[Start Input]
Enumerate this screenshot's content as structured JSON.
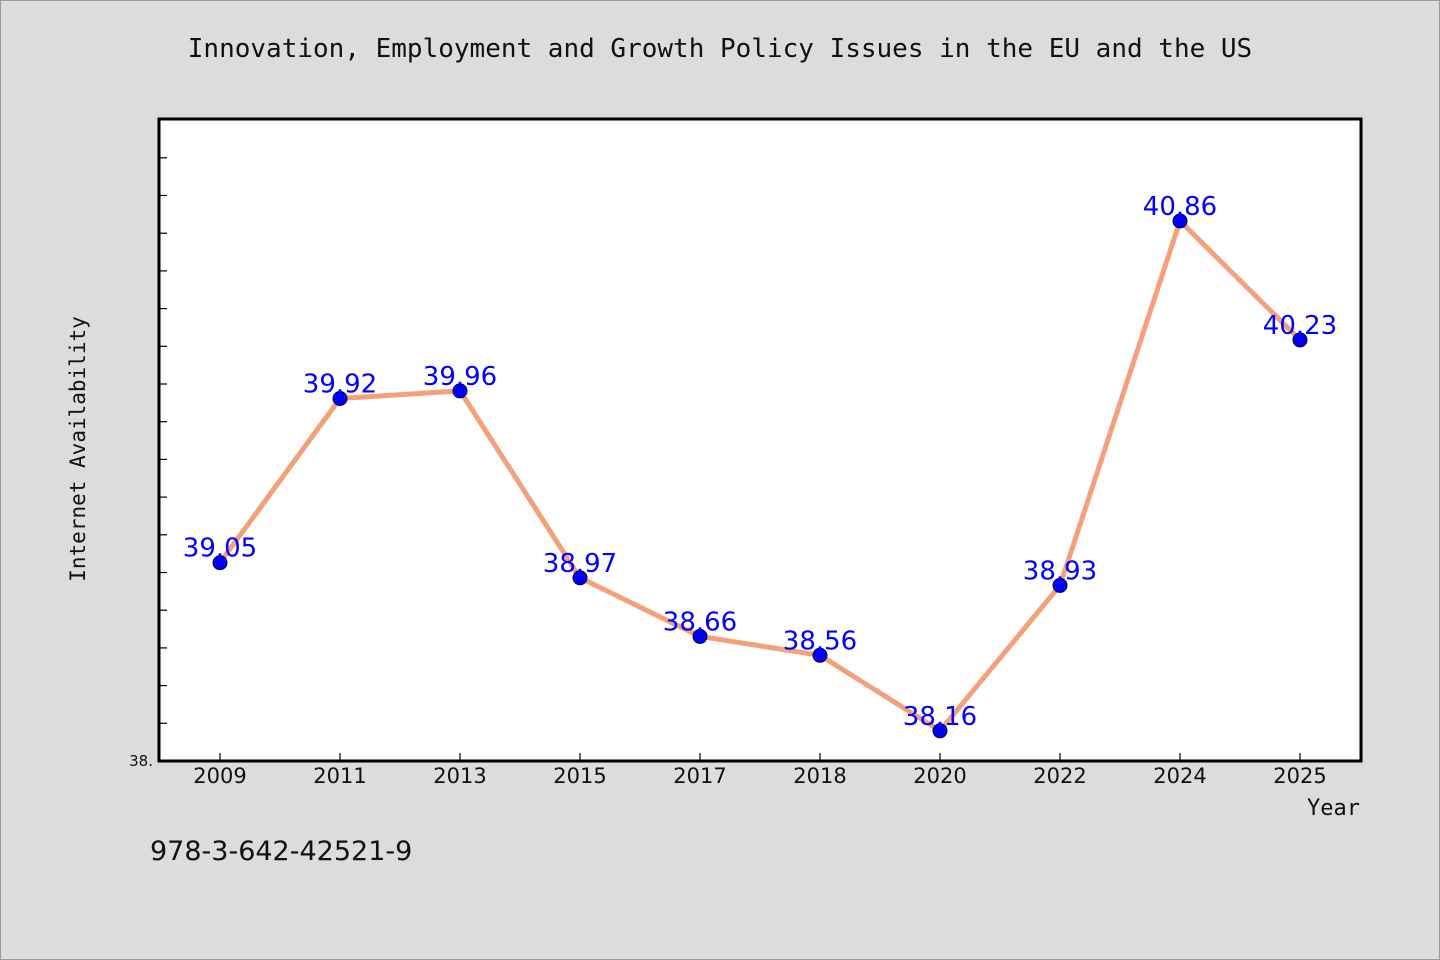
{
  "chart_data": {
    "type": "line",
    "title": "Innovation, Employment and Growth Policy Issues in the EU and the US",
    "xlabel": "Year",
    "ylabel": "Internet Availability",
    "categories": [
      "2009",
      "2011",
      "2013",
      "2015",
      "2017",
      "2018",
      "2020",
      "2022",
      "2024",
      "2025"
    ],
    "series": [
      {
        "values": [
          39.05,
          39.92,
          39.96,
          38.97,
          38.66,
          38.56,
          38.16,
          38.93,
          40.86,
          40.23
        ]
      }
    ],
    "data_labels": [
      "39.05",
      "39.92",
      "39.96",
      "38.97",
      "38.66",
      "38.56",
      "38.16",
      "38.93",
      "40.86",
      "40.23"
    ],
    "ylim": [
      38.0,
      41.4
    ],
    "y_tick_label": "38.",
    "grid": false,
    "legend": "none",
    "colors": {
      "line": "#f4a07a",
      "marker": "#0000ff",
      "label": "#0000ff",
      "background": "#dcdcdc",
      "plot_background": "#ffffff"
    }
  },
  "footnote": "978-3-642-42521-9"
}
[End Input]
**Exercise**
Pictures stay out; reproduce every line of the records exactly.

**Answer for the task**
Enumerate this screenshot's content as structured JSON.
{
  "chart_data": {
    "type": "line",
    "title": "Innovation, Employment and Growth Policy Issues in the EU and the US",
    "xlabel": "Year",
    "ylabel": "Internet Availability",
    "categories": [
      "2009",
      "2011",
      "2013",
      "2015",
      "2017",
      "2018",
      "2020",
      "2022",
      "2024",
      "2025"
    ],
    "series": [
      {
        "values": [
          39.05,
          39.92,
          39.96,
          38.97,
          38.66,
          38.56,
          38.16,
          38.93,
          40.86,
          40.23
        ]
      }
    ],
    "data_labels": [
      "39.05",
      "39.92",
      "39.96",
      "38.97",
      "38.66",
      "38.56",
      "38.16",
      "38.93",
      "40.86",
      "40.23"
    ],
    "ylim": [
      38.0,
      41.4
    ],
    "y_tick_label": "38.",
    "grid": false,
    "legend": "none",
    "colors": {
      "line": "#f4a07a",
      "marker": "#0000ff",
      "label": "#0000ff",
      "background": "#dcdcdc",
      "plot_background": "#ffffff"
    }
  },
  "footnote": "978-3-642-42521-9"
}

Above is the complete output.